→ **REQUEST**
Output every line of the material exactly, omitting images.

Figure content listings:

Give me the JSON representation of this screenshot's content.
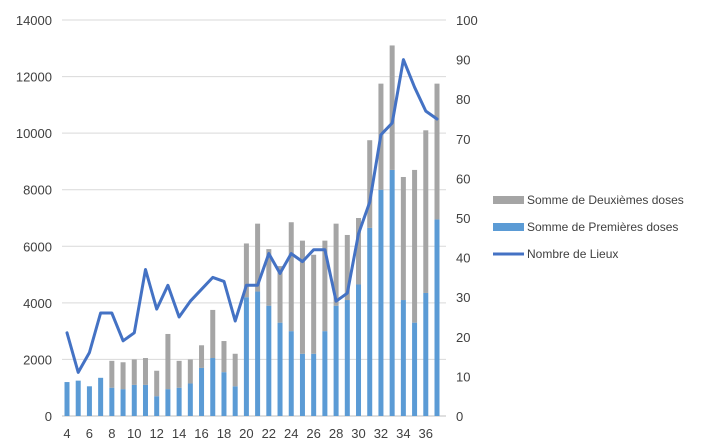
{
  "chart_data": {
    "type": "bar",
    "stacked": true,
    "x": [
      4,
      5,
      6,
      7,
      8,
      9,
      10,
      11,
      12,
      13,
      14,
      15,
      16,
      17,
      18,
      19,
      20,
      21,
      22,
      23,
      24,
      25,
      26,
      27,
      28,
      29,
      30,
      31,
      32,
      33,
      34,
      35,
      36,
      37
    ],
    "x_tick_labels": [
      "4",
      "6",
      "8",
      "10",
      "12",
      "14",
      "16",
      "18",
      "20",
      "22",
      "24",
      "26",
      "28",
      "30",
      "32",
      "34",
      "36"
    ],
    "y_left": {
      "ylim": [
        0,
        14000
      ],
      "ticks": [
        "0",
        "2000",
        "4000",
        "6000",
        "8000",
        "10000",
        "12000",
        "14000"
      ]
    },
    "y_right": {
      "ylim": [
        0,
        100
      ],
      "ticks": [
        "0",
        "10",
        "20",
        "30",
        "40",
        "50",
        "60",
        "70",
        "80",
        "90",
        "100"
      ]
    },
    "series": [
      {
        "name": "Somme de Premières doses",
        "kind": "bar",
        "axis": "left",
        "color": "#5b9bd5",
        "values": [
          1200,
          1250,
          1050,
          1350,
          1000,
          950,
          1100,
          1100,
          700,
          950,
          1000,
          1150,
          1700,
          2050,
          1550,
          1050,
          4200,
          4400,
          3900,
          3300,
          3000,
          2200,
          2200,
          3000,
          3900,
          4100,
          4650,
          6650,
          8000,
          8700,
          4100,
          3300,
          4350,
          6950
        ]
      },
      {
        "name": "Somme de Deuxièmes doses",
        "kind": "bar",
        "axis": "left",
        "color": "#a5a5a5",
        "values": [
          0,
          0,
          0,
          0,
          950,
          950,
          900,
          950,
          900,
          1950,
          950,
          850,
          800,
          1700,
          1100,
          1150,
          1900,
          2400,
          2000,
          2000,
          3850,
          4000,
          3500,
          3200,
          2900,
          2300,
          2350,
          3100,
          3750,
          4400,
          4350,
          5400,
          5750,
          4800
        ]
      },
      {
        "name": "Nombre de Lieux",
        "kind": "line",
        "axis": "right",
        "color": "#4472c4",
        "values": [
          21,
          11,
          16,
          26,
          26,
          19,
          21,
          37,
          27,
          33,
          25,
          29,
          32,
          35,
          34,
          24,
          33,
          33,
          41,
          36,
          41,
          39,
          42,
          42,
          29,
          31,
          46,
          54,
          71,
          74,
          90,
          83,
          77,
          75
        ]
      }
    ],
    "legend": {
      "position": "right",
      "entries": [
        "Somme de Deuxièmes doses",
        "Somme de Premières doses",
        "Nombre de Lieux"
      ]
    },
    "grid": true
  }
}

→ **RESULT**
Give me the JSON representation of this screenshot's content.
{
  "chart_data": {
    "type": "bar",
    "stacked": true,
    "x": [
      4,
      5,
      6,
      7,
      8,
      9,
      10,
      11,
      12,
      13,
      14,
      15,
      16,
      17,
      18,
      19,
      20,
      21,
      22,
      23,
      24,
      25,
      26,
      27,
      28,
      29,
      30,
      31,
      32,
      33,
      34,
      35,
      36,
      37
    ],
    "x_tick_labels": [
      "4",
      "6",
      "8",
      "10",
      "12",
      "14",
      "16",
      "18",
      "20",
      "22",
      "24",
      "26",
      "28",
      "30",
      "32",
      "34",
      "36"
    ],
    "y_left": {
      "ylim": [
        0,
        14000
      ],
      "ticks": [
        "0",
        "2000",
        "4000",
        "6000",
        "8000",
        "10000",
        "12000",
        "14000"
      ]
    },
    "y_right": {
      "ylim": [
        0,
        100
      ],
      "ticks": [
        "0",
        "10",
        "20",
        "30",
        "40",
        "50",
        "60",
        "70",
        "80",
        "90",
        "100"
      ]
    },
    "series": [
      {
        "name": "Somme de Premières doses",
        "kind": "bar",
        "axis": "left",
        "color": "#5b9bd5",
        "values": [
          1200,
          1250,
          1050,
          1350,
          1000,
          950,
          1100,
          1100,
          700,
          950,
          1000,
          1150,
          1700,
          2050,
          1550,
          1050,
          4200,
          4400,
          3900,
          3300,
          3000,
          2200,
          2200,
          3000,
          3900,
          4100,
          4650,
          6650,
          8000,
          8700,
          4100,
          3300,
          4350,
          6950
        ]
      },
      {
        "name": "Somme de Deuxièmes doses",
        "kind": "bar",
        "axis": "left",
        "color": "#a5a5a5",
        "values": [
          0,
          0,
          0,
          0,
          950,
          950,
          900,
          950,
          900,
          1950,
          950,
          850,
          800,
          1700,
          1100,
          1150,
          1900,
          2400,
          2000,
          2000,
          3850,
          4000,
          3500,
          3200,
          2900,
          2300,
          2350,
          3100,
          3750,
          4400,
          4350,
          5400,
          5750,
          4800
        ]
      },
      {
        "name": "Nombre de Lieux",
        "kind": "line",
        "axis": "right",
        "color": "#4472c4",
        "values": [
          21,
          11,
          16,
          26,
          26,
          19,
          21,
          37,
          27,
          33,
          25,
          29,
          32,
          35,
          34,
          24,
          33,
          33,
          41,
          36,
          41,
          39,
          42,
          42,
          29,
          31,
          46,
          54,
          71,
          74,
          90,
          83,
          77,
          75
        ]
      }
    ],
    "legend": {
      "position": "right",
      "entries": [
        "Somme de Deuxièmes doses",
        "Somme de Premières doses",
        "Nombre de Lieux"
      ]
    },
    "grid": true
  }
}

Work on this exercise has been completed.